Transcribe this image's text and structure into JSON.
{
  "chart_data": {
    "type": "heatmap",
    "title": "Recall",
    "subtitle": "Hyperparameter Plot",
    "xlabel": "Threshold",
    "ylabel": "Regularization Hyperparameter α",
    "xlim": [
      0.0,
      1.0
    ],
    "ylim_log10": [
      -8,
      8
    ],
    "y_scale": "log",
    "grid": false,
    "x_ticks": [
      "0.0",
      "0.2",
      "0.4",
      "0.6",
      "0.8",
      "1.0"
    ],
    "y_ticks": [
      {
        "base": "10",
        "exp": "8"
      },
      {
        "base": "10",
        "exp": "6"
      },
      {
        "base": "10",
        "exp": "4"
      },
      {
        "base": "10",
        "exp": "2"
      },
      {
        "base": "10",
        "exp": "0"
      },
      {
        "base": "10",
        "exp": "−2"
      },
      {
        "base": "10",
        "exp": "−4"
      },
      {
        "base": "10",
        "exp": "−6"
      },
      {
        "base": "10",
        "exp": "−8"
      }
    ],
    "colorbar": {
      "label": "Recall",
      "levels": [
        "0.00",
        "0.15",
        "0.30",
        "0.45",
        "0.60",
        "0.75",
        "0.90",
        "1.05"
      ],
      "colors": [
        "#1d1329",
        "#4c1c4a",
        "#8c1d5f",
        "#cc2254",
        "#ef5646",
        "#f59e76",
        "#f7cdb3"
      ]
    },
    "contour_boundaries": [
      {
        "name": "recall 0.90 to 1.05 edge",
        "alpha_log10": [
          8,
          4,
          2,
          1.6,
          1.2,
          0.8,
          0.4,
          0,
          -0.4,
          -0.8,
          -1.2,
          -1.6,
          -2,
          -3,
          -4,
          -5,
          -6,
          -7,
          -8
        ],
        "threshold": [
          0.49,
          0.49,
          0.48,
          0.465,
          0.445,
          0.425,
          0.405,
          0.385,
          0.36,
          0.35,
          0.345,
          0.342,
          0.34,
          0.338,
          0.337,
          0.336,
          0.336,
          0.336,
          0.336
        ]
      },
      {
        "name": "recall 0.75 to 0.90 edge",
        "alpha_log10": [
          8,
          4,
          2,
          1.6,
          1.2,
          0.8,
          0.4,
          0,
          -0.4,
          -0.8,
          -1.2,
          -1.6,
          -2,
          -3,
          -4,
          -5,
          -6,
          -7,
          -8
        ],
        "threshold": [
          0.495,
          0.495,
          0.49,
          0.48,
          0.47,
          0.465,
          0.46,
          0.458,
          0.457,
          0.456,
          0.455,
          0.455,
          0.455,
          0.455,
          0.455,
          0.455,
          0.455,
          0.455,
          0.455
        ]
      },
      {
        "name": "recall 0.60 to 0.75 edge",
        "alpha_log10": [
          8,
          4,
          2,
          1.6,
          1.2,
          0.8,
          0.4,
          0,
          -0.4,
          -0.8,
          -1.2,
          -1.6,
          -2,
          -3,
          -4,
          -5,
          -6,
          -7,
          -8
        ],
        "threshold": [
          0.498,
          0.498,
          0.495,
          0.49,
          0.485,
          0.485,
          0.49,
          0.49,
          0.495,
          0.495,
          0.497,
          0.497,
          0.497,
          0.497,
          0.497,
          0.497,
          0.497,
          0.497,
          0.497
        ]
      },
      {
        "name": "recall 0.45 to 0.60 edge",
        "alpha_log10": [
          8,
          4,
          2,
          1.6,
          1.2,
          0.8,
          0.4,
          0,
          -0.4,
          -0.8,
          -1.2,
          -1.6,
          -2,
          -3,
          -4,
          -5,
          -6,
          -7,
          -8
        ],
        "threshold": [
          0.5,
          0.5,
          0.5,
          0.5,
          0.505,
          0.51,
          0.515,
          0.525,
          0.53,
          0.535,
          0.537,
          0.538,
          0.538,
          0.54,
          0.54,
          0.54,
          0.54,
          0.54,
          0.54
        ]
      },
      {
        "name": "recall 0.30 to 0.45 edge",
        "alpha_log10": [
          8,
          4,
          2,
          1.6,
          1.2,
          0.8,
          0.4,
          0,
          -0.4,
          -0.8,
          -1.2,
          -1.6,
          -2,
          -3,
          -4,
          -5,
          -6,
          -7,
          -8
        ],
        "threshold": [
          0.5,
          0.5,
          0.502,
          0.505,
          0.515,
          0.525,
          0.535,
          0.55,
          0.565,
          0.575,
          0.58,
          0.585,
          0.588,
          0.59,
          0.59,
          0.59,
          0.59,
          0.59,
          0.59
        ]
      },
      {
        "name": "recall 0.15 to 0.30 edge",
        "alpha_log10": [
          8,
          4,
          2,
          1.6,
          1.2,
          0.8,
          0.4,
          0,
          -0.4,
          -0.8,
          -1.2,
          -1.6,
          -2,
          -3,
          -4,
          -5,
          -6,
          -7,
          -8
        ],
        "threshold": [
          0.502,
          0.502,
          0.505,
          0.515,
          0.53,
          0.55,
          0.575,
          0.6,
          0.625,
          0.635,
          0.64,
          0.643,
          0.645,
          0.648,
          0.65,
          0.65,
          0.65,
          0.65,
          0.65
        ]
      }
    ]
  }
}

--

> [WHAT YOU WILL DO]
Each line above must be printed exactly as it appears.

> [RESPONSE TO THE EXERCISE]
Transcribe this image's text and structure into JSON.
{
  "chart_data": {
    "type": "heatmap",
    "title": "Recall",
    "subtitle": "Hyperparameter Plot",
    "xlabel": "Threshold",
    "ylabel": "Regularization Hyperparameter α",
    "xlim": [
      0.0,
      1.0
    ],
    "ylim_log10": [
      -8,
      8
    ],
    "y_scale": "log",
    "grid": false,
    "x_ticks": [
      "0.0",
      "0.2",
      "0.4",
      "0.6",
      "0.8",
      "1.0"
    ],
    "y_ticks": [
      {
        "base": "10",
        "exp": "8"
      },
      {
        "base": "10",
        "exp": "6"
      },
      {
        "base": "10",
        "exp": "4"
      },
      {
        "base": "10",
        "exp": "2"
      },
      {
        "base": "10",
        "exp": "0"
      },
      {
        "base": "10",
        "exp": "−2"
      },
      {
        "base": "10",
        "exp": "−4"
      },
      {
        "base": "10",
        "exp": "−6"
      },
      {
        "base": "10",
        "exp": "−8"
      }
    ],
    "colorbar": {
      "label": "Recall",
      "levels": [
        "0.00",
        "0.15",
        "0.30",
        "0.45",
        "0.60",
        "0.75",
        "0.90",
        "1.05"
      ],
      "colors": [
        "#1d1329",
        "#4c1c4a",
        "#8c1d5f",
        "#cc2254",
        "#ef5646",
        "#f59e76",
        "#f7cdb3"
      ]
    },
    "contour_boundaries": [
      {
        "name": "recall 0.90 to 1.05 edge",
        "alpha_log10": [
          8,
          4,
          2,
          1.6,
          1.2,
          0.8,
          0.4,
          0,
          -0.4,
          -0.8,
          -1.2,
          -1.6,
          -2,
          -3,
          -4,
          -5,
          -6,
          -7,
          -8
        ],
        "threshold": [
          0.49,
          0.49,
          0.48,
          0.465,
          0.445,
          0.425,
          0.405,
          0.385,
          0.36,
          0.35,
          0.345,
          0.342,
          0.34,
          0.338,
          0.337,
          0.336,
          0.336,
          0.336,
          0.336
        ]
      },
      {
        "name": "recall 0.75 to 0.90 edge",
        "alpha_log10": [
          8,
          4,
          2,
          1.6,
          1.2,
          0.8,
          0.4,
          0,
          -0.4,
          -0.8,
          -1.2,
          -1.6,
          -2,
          -3,
          -4,
          -5,
          -6,
          -7,
          -8
        ],
        "threshold": [
          0.495,
          0.495,
          0.49,
          0.48,
          0.47,
          0.465,
          0.46,
          0.458,
          0.457,
          0.456,
          0.455,
          0.455,
          0.455,
          0.455,
          0.455,
          0.455,
          0.455,
          0.455,
          0.455
        ]
      },
      {
        "name": "recall 0.60 to 0.75 edge",
        "alpha_log10": [
          8,
          4,
          2,
          1.6,
          1.2,
          0.8,
          0.4,
          0,
          -0.4,
          -0.8,
          -1.2,
          -1.6,
          -2,
          -3,
          -4,
          -5,
          -6,
          -7,
          -8
        ],
        "threshold": [
          0.498,
          0.498,
          0.495,
          0.49,
          0.485,
          0.485,
          0.49,
          0.49,
          0.495,
          0.495,
          0.497,
          0.497,
          0.497,
          0.497,
          0.497,
          0.497,
          0.497,
          0.497,
          0.497
        ]
      },
      {
        "name": "recall 0.45 to 0.60 edge",
        "alpha_log10": [
          8,
          4,
          2,
          1.6,
          1.2,
          0.8,
          0.4,
          0,
          -0.4,
          -0.8,
          -1.2,
          -1.6,
          -2,
          -3,
          -4,
          -5,
          -6,
          -7,
          -8
        ],
        "threshold": [
          0.5,
          0.5,
          0.5,
          0.5,
          0.505,
          0.51,
          0.515,
          0.525,
          0.53,
          0.535,
          0.537,
          0.538,
          0.538,
          0.54,
          0.54,
          0.54,
          0.54,
          0.54,
          0.54
        ]
      },
      {
        "name": "recall 0.30 to 0.45 edge",
        "alpha_log10": [
          8,
          4,
          2,
          1.6,
          1.2,
          0.8,
          0.4,
          0,
          -0.4,
          -0.8,
          -1.2,
          -1.6,
          -2,
          -3,
          -4,
          -5,
          -6,
          -7,
          -8
        ],
        "threshold": [
          0.5,
          0.5,
          0.502,
          0.505,
          0.515,
          0.525,
          0.535,
          0.55,
          0.565,
          0.575,
          0.58,
          0.585,
          0.588,
          0.59,
          0.59,
          0.59,
          0.59,
          0.59,
          0.59
        ]
      },
      {
        "name": "recall 0.15 to 0.30 edge",
        "alpha_log10": [
          8,
          4,
          2,
          1.6,
          1.2,
          0.8,
          0.4,
          0,
          -0.4,
          -0.8,
          -1.2,
          -1.6,
          -2,
          -3,
          -4,
          -5,
          -6,
          -7,
          -8
        ],
        "threshold": [
          0.502,
          0.502,
          0.505,
          0.515,
          0.53,
          0.55,
          0.575,
          0.6,
          0.625,
          0.635,
          0.64,
          0.643,
          0.645,
          0.648,
          0.65,
          0.65,
          0.65,
          0.65,
          0.65
        ]
      }
    ]
  }
}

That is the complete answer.